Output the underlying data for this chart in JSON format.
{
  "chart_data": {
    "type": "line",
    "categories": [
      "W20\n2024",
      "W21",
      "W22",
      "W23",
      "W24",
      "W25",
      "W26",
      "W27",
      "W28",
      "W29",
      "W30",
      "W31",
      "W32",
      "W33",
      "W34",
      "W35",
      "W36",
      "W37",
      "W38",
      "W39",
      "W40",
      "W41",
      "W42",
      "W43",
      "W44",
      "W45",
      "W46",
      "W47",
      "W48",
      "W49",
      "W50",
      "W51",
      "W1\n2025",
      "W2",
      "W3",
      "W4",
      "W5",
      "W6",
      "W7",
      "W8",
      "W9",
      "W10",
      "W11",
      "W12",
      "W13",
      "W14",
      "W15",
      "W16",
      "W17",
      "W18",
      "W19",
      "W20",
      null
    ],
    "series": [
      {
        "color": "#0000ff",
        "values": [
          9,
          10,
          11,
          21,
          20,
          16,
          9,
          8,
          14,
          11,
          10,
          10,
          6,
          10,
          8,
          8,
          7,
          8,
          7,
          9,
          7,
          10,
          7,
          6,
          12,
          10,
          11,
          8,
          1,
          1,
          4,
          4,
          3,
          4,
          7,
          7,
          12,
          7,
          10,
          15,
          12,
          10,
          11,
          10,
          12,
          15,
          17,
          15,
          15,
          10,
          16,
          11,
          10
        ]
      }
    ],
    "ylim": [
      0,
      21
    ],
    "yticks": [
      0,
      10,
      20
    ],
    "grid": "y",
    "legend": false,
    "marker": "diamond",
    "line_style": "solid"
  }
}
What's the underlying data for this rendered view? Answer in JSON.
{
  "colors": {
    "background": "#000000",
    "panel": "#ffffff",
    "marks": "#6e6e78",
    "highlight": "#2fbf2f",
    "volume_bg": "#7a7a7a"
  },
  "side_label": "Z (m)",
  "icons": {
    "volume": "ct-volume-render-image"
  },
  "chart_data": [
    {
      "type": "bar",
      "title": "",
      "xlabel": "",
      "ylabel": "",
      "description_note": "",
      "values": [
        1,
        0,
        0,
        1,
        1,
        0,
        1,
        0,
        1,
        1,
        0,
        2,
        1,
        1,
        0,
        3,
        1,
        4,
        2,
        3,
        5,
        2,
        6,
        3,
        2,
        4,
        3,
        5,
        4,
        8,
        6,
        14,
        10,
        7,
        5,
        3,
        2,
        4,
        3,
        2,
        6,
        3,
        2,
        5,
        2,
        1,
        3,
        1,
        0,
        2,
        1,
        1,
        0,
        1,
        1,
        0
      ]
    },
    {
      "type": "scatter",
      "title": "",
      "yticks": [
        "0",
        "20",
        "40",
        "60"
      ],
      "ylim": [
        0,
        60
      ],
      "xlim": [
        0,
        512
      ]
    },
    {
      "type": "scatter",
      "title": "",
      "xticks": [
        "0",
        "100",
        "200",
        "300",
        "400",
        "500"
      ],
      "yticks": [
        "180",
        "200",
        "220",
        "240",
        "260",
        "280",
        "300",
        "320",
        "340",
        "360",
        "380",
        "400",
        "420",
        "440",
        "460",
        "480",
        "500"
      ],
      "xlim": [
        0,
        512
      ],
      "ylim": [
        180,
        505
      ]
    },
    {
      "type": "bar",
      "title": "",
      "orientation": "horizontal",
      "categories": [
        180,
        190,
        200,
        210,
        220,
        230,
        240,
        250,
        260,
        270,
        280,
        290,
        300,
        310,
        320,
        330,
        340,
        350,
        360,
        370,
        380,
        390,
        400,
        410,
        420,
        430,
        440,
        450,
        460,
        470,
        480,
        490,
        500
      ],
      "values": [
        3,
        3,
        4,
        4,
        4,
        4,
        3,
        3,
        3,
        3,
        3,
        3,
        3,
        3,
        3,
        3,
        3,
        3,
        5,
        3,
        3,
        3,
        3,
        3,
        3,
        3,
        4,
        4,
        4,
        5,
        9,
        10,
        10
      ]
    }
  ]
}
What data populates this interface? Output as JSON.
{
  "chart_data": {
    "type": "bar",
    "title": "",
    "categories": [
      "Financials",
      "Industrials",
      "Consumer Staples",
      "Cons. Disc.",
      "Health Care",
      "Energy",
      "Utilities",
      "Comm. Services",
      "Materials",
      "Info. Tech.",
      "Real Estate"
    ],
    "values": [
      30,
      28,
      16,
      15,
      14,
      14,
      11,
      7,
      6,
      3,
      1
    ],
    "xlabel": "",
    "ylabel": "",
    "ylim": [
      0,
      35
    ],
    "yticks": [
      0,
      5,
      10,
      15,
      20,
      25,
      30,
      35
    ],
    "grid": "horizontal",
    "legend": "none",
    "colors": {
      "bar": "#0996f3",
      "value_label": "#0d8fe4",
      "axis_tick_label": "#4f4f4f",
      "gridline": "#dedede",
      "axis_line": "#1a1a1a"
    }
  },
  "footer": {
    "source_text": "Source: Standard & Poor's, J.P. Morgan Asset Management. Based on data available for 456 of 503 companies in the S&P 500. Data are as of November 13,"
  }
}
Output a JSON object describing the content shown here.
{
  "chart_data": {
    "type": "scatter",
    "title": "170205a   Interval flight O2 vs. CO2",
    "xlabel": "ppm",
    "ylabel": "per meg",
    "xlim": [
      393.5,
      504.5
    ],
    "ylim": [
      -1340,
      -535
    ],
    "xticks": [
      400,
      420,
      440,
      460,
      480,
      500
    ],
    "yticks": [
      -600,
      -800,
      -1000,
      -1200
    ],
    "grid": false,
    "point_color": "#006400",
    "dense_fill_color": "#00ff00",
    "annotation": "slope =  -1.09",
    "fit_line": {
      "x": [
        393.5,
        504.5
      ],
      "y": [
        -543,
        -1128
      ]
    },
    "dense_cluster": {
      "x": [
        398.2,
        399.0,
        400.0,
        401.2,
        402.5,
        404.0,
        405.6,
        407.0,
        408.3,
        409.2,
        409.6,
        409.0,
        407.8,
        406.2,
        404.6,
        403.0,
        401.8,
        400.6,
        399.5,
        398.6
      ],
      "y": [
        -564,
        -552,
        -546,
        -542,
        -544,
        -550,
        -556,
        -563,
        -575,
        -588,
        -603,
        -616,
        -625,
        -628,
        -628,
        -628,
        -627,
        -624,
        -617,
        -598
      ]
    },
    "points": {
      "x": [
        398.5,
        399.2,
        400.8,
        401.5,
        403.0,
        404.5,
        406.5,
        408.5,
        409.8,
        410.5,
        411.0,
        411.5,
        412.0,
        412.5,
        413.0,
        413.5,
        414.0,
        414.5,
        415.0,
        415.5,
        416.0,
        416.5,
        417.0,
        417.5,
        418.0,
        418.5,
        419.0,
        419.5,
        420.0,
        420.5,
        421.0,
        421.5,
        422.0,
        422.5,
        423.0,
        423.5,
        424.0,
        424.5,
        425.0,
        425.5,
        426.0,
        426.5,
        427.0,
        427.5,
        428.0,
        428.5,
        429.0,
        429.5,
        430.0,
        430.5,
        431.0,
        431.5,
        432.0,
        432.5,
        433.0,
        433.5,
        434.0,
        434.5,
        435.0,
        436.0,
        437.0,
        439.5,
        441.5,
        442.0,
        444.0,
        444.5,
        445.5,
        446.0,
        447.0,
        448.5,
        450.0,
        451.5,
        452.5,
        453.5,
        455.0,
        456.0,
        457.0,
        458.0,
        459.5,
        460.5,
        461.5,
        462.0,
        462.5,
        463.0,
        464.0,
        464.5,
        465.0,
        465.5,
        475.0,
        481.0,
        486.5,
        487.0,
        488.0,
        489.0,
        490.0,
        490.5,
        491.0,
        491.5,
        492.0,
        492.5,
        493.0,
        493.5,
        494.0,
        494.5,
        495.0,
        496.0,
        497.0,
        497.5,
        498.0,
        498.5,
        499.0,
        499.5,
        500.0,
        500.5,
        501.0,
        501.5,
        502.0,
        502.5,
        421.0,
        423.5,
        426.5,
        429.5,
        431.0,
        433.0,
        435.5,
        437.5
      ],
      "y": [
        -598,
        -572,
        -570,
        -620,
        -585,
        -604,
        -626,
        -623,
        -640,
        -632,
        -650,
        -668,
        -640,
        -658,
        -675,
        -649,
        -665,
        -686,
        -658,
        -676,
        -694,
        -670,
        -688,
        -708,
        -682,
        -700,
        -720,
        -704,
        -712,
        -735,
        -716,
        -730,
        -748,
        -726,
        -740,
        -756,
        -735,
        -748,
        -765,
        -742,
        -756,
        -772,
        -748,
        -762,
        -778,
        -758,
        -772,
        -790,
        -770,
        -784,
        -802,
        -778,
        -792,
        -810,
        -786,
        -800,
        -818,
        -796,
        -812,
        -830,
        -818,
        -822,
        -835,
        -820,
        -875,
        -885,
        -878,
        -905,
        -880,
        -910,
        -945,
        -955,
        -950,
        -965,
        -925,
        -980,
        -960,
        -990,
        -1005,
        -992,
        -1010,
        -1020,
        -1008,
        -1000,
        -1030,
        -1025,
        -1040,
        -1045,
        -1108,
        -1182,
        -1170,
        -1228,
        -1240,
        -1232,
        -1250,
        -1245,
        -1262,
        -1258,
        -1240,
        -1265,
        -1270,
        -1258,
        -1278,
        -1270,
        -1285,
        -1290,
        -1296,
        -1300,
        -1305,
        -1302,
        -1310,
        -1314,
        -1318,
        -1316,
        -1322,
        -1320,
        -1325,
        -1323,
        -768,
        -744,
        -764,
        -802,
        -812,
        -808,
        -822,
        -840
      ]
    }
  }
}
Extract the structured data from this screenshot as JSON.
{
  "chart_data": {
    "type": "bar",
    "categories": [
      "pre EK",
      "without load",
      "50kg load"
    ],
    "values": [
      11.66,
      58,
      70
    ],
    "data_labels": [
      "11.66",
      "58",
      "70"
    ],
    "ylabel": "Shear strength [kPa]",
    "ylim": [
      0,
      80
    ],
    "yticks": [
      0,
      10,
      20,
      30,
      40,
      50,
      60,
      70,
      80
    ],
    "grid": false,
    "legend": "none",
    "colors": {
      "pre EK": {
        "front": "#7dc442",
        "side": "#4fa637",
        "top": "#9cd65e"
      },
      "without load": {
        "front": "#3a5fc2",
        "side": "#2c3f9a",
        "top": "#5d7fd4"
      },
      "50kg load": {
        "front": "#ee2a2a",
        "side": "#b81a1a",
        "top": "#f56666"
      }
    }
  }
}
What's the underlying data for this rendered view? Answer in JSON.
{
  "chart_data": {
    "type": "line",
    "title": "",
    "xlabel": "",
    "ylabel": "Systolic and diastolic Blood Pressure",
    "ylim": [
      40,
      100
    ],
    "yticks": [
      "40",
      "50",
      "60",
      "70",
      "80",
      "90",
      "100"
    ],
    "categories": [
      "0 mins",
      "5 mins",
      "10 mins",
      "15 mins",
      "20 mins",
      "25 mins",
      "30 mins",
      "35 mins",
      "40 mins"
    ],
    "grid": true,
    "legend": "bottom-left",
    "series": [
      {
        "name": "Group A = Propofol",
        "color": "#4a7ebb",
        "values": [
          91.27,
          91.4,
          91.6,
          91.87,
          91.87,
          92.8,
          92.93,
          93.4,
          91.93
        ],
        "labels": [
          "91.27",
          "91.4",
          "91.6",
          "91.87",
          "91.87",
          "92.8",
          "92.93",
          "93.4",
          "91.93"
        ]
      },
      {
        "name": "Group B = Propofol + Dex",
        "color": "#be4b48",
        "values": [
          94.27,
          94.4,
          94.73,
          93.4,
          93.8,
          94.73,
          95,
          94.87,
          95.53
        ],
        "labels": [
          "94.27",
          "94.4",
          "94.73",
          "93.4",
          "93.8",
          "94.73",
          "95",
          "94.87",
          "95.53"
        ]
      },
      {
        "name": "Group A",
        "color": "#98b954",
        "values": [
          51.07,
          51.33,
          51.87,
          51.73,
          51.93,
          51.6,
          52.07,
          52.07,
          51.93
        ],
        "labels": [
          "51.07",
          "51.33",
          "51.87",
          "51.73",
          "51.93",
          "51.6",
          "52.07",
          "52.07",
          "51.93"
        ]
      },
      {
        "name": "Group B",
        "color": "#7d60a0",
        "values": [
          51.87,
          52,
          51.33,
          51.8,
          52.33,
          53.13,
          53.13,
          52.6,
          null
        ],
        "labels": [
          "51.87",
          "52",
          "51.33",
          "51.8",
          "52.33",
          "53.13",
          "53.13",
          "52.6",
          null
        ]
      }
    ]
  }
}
================
▶ **Problem to work on**
Work out how many lines of the data above contain the string "ylabel" and give the number alone.

▶ **Response to this exercise**
5